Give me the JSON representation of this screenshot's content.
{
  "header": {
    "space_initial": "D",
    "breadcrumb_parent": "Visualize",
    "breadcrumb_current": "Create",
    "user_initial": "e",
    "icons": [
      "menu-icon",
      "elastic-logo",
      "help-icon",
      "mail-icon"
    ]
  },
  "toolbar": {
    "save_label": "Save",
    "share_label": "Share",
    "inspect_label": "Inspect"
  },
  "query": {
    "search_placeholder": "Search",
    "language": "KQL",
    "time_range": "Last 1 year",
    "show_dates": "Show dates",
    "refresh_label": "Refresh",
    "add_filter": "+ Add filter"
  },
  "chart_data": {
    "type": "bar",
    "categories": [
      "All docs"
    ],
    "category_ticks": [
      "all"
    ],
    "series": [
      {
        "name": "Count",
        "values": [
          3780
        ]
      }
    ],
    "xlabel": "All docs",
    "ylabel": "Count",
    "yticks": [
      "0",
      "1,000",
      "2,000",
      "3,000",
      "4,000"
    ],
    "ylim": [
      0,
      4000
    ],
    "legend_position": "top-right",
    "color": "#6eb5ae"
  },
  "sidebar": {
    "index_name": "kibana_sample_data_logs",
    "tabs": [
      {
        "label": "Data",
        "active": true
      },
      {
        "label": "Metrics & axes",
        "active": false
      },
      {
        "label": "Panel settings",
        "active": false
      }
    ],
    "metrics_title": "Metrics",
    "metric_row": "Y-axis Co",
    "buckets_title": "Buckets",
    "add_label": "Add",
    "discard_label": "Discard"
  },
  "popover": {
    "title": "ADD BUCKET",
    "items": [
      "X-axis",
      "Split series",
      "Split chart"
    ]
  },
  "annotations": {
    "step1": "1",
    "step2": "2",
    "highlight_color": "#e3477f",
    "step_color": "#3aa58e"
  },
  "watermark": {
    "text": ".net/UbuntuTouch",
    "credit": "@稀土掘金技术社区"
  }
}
--------------------------------
Goal: Return each line of the records above exactly as it reads.

Answer to this task:
Give me the JSON representation of this screenshot's content.
{
  "header": {
    "space_initial": "D",
    "breadcrumb_parent": "Visualize",
    "breadcrumb_current": "Create",
    "user_initial": "e",
    "icons": [
      "menu-icon",
      "elastic-logo",
      "help-icon",
      "mail-icon"
    ]
  },
  "toolbar": {
    "save_label": "Save",
    "share_label": "Share",
    "inspect_label": "Inspect"
  },
  "query": {
    "search_placeholder": "Search",
    "language": "KQL",
    "time_range": "Last 1 year",
    "show_dates": "Show dates",
    "refresh_label": "Refresh",
    "add_filter": "+ Add filter"
  },
  "chart_data": {
    "type": "bar",
    "categories": [
      "All docs"
    ],
    "category_ticks": [
      "all"
    ],
    "series": [
      {
        "name": "Count",
        "values": [
          3780
        ]
      }
    ],
    "xlabel": "All docs",
    "ylabel": "Count",
    "yticks": [
      "0",
      "1,000",
      "2,000",
      "3,000",
      "4,000"
    ],
    "ylim": [
      0,
      4000
    ],
    "legend_position": "top-right",
    "color": "#6eb5ae"
  },
  "sidebar": {
    "index_name": "kibana_sample_data_logs",
    "tabs": [
      {
        "label": "Data",
        "active": true
      },
      {
        "label": "Metrics & axes",
        "active": false
      },
      {
        "label": "Panel settings",
        "active": false
      }
    ],
    "metrics_title": "Metrics",
    "metric_row": "Y-axis Co",
    "buckets_title": "Buckets",
    "add_label": "Add",
    "discard_label": "Discard"
  },
  "popover": {
    "title": "ADD BUCKET",
    "items": [
      "X-axis",
      "Split series",
      "Split chart"
    ]
  },
  "annotations": {
    "step1": "1",
    "step2": "2",
    "highlight_color": "#e3477f",
    "step_color": "#3aa58e"
  },
  "watermark": {
    "text": ".net/UbuntuTouch",
    "credit": "@稀土掘金技术社区"
  }
}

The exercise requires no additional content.